→ Fragmento del documento
'''

La hija espiritual preguntó: "Me gustaría saber cuáles, entre todos los sufrimientos, son más útiles al ser humano y más agradables a Dios". Él le respondió así: "Has de saber que se encuentran diversos tipos de sufrimiento que preparan a la persona y la llevan por el buen camino hacia su bienaventuranza, si los usa correctamente. 
A veces Dios hace que le sobrevengan a una persona duros sufrimientos sin que ésta se haya hecho merecedora de ellos. A través de las aflicciones, Dios quiere unas veces probar su firmeza o lo que tiene en sí misma, tal vez como se lee en muchos ejemplos del Antiguo Testamento, o bien otras veces pretende simplemente con ello su gloria y alabanza, como narra el Evangelio del ciego de nacimiento del que Cristo dijo que era inocente e hizo que viera. 
Algunos sufrimientos son también merecidos, como el sufrimiento del ladrón crucificado con Cristo y a quien Cristo concedió la bienaventuranza por la conversión sincera experimentada en su sufrimiento. 
Otros sufrimientos no son el resultado de una culpa directamente relacionada con el sufrimiento que padece actualmente una persona; pero como no está libre de otras culpas, Dios hace que le sobrevenga el sufrimiento. Y sucede a menudo que Dios rebaja la soberbia excesiva y muestra a la persona su lugar a través de una terrible humillación de su orgullo, con algo de lo que quizás es totalmente inocente. 
Otros sufrimientos son enviados por Dios en su bondad a la gente para que gracias a ellos eviten sufrimientos aún mayores. Es el caso de aquellos a quienes Dios hace sufrir aquí su purgatorio mediante enfermedades, la pobreza o cosas semejantes, a fin de evitarles sufrimientos ulteriores; o bien permite que caigan en manos de gentes diabólicas para ahorrarles a la hora de su muerte el rostro del diablo.

'''

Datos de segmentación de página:
'''

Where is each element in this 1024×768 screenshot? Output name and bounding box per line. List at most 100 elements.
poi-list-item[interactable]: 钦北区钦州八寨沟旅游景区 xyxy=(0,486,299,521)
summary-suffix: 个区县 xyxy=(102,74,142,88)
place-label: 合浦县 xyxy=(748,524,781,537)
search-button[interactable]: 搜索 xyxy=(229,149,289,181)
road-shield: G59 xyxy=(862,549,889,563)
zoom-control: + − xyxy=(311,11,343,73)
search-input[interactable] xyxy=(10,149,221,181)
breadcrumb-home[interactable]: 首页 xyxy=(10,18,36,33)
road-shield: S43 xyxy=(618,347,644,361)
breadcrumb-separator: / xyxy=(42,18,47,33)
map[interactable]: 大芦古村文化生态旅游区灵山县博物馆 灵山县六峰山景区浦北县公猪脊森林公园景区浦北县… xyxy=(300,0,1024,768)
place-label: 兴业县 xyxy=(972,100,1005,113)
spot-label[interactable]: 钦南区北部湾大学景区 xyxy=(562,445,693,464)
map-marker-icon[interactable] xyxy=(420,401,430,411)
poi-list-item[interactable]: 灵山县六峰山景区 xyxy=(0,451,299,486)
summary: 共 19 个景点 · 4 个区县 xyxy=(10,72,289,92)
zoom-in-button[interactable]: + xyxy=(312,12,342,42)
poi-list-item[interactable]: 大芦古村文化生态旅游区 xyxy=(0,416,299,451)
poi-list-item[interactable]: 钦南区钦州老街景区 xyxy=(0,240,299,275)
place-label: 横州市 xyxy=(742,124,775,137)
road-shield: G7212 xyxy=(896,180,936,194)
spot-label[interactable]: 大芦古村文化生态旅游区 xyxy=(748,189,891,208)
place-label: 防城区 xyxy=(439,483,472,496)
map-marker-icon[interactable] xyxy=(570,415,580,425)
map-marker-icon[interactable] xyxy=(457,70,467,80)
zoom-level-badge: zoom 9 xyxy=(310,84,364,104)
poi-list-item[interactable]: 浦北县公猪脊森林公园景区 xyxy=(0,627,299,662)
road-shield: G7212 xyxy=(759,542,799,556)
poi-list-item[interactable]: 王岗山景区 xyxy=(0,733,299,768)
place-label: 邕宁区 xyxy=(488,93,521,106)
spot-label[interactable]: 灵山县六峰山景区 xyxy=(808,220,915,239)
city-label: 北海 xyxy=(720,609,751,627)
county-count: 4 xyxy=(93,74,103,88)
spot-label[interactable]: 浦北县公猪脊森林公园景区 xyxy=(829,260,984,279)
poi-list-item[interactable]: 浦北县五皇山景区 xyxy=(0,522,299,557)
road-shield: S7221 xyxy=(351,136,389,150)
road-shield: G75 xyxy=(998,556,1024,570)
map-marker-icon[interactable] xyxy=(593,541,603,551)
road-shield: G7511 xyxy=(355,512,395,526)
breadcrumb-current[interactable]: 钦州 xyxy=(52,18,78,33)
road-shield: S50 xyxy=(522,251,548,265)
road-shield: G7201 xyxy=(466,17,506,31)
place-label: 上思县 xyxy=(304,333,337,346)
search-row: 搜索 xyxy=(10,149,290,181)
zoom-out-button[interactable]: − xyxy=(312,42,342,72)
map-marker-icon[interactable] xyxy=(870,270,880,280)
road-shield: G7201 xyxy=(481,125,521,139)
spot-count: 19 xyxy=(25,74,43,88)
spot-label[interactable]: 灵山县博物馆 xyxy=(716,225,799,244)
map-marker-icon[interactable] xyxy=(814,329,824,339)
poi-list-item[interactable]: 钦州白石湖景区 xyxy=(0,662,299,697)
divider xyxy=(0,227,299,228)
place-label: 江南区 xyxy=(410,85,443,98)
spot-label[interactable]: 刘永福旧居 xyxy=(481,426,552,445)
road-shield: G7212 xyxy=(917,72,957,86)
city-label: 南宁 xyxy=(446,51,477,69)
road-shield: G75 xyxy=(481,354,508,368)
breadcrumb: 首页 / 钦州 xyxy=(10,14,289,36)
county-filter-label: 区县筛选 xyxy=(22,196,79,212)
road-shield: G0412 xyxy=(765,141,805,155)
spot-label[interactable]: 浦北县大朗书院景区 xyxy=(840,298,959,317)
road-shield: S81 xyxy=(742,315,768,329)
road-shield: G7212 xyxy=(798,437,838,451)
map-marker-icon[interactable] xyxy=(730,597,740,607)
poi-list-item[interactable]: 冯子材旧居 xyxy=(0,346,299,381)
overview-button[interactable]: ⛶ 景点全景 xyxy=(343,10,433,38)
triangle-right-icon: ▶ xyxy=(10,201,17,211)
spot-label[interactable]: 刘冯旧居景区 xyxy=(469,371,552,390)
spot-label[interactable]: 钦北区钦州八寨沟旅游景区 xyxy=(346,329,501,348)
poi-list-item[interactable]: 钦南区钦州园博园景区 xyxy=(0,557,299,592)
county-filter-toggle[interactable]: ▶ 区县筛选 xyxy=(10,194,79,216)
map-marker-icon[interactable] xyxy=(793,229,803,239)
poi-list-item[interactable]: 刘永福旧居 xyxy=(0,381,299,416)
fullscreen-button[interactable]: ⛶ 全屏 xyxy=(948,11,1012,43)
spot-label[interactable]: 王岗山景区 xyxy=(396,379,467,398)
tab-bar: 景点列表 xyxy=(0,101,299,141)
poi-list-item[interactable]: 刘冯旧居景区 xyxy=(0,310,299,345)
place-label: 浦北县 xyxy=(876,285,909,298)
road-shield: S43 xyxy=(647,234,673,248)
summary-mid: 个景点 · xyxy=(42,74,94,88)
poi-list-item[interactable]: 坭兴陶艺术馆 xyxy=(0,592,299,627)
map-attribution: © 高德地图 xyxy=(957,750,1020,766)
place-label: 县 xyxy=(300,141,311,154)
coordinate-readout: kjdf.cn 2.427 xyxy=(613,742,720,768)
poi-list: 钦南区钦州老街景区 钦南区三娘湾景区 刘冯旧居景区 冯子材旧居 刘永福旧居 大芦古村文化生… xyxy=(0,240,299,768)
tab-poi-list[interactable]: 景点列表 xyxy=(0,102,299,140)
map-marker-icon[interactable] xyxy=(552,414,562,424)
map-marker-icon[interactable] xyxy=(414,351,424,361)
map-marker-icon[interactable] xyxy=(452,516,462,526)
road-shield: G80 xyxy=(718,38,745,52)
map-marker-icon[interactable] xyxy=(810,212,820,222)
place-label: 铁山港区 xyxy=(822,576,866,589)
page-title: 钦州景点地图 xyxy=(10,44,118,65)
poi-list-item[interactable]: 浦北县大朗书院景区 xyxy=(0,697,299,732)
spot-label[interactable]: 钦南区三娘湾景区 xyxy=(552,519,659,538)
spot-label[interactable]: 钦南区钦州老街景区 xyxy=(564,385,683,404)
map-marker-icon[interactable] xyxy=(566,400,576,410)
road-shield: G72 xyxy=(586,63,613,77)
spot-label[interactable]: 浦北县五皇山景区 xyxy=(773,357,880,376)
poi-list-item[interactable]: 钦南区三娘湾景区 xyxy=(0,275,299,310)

'''

→ Comprueba tu comprensión
1: Resume en dos oraciones el texto sobre los tipos de sufrimiento.
2: Convierte en una lista breve el párrafo del texto sobre los tipos de sufrimiento que empieza con "Otros sufrimientos son enviados por Dios en su bondad", sin perder sus datos principales.
3: Continúa el texto sobre los tipos de sufrimiento a partir de su última oración.

→ Respuestas
1: Cuando su hija espiritual le pregunta qué sufrimientos son más útiles al ser humano y más agradables a Dios, él responde que hay diversos tipos de sufrimiento que llevan a la persona hacia su bienaventuranza si los usa correctamente. Distingue los que Dios envía sin merecerlos para probar la firmeza de la persona o para su gloria, los merecidos, los que llegan por otras culpas o para humillar la soberbia, y los que Dios envía por bondad para evitar sufrimientos aún mayores.

2:
- Dios, en su bondad, envía algunos sufrimientos para que la gente evite otros aún mayores.
- A algunos les hace sufrir aquí su purgatorio con enfermedades, pobreza o cosas semejantes, para evitarles sufrimientos posteriores.
- A otros permite que caigan en manos de gentes diabólicas, para ahorrarles el rostro del diablo a la hora de su muerte.

3:
Algunas personas sufren a causa de su ardiente amor, como los mártires, que a través de las múltiples muertes de su cuerpo o de su espíritu muestran su amor a su amado Dios. 
Se encuentra también en este mundo mucho sufrimiento vano y sin consuelo, como les pasa a aquellos que viven totalmente para el mundo a través de cosas mundanas. Estos han de ganarse el infierno con amargo esfuerzo, mientras que la persona que sufre por Dios se puede ayudar a sí misma con su sufrimiento. 
También hay algunas personas a las que Dios apremia a menudo interiormente para que se conviertan a él, pues querría tenerlas en su intimidad, pero se resisten por negligencia. A estos los atrae a veces Dios mediante el sufrimiento. A donde se vuelven para escapar de Dios, allí está Dios con una desgracia temporal de este mundo agarrándolos por los cabellos para que no puedan escapar. 
También se encuentran personas que no padecen más sufrimientos que los que se fabrican ellos mismos, dándole una gran importancia a lo que no la tiene. Como en una ocasión en que un hombre, agobiado por el sufrimiento, pasó ante una casa en la que oyó cómo una mujer se lamentaba. Pensó: "Ve y consuela a esta persona en su sufrimiento". Entró y le dijo: "Oh, buena mujer, ¿qué os sucede para que gimáis así?". Ella le contestó: "Se me ha caído una aguja y no la puedo encontrar". Dando media vuelta, salió de allí pensando: ¡Oh, mujer necia, si tuvieras que cargar con uno de mis fardos no llorarías por una aguja!". Así, algunas personas débiles sufren por muchas cosas que no comportan sufrimiento alguno. 
Pero el más noble y mejor de los sufrimientos es el sufrimiento cristiforme, quiero decir: el sufrimiento que el Padre celestial envió a su Hijo unigénito y envía aún hoy a sus amigos más queridos. Y no hay que entender con esto que exista nadie completamente exento de culpa, salvo Cristo que jamás pecó, sino más bien que así como Cristo se mostró paciente y se comportó en su sufrimiento como un dulce cordero entre los lobos, así envía a veces también grandes sufrimientos a algunos de sus más queridos amigos, para que nosotros, tan poco capaces de sufrir, aprendamos de las personas santas a ser pacientes y, con un corazón lleno de dulzura, a vencer en todo momento el mal con el bien".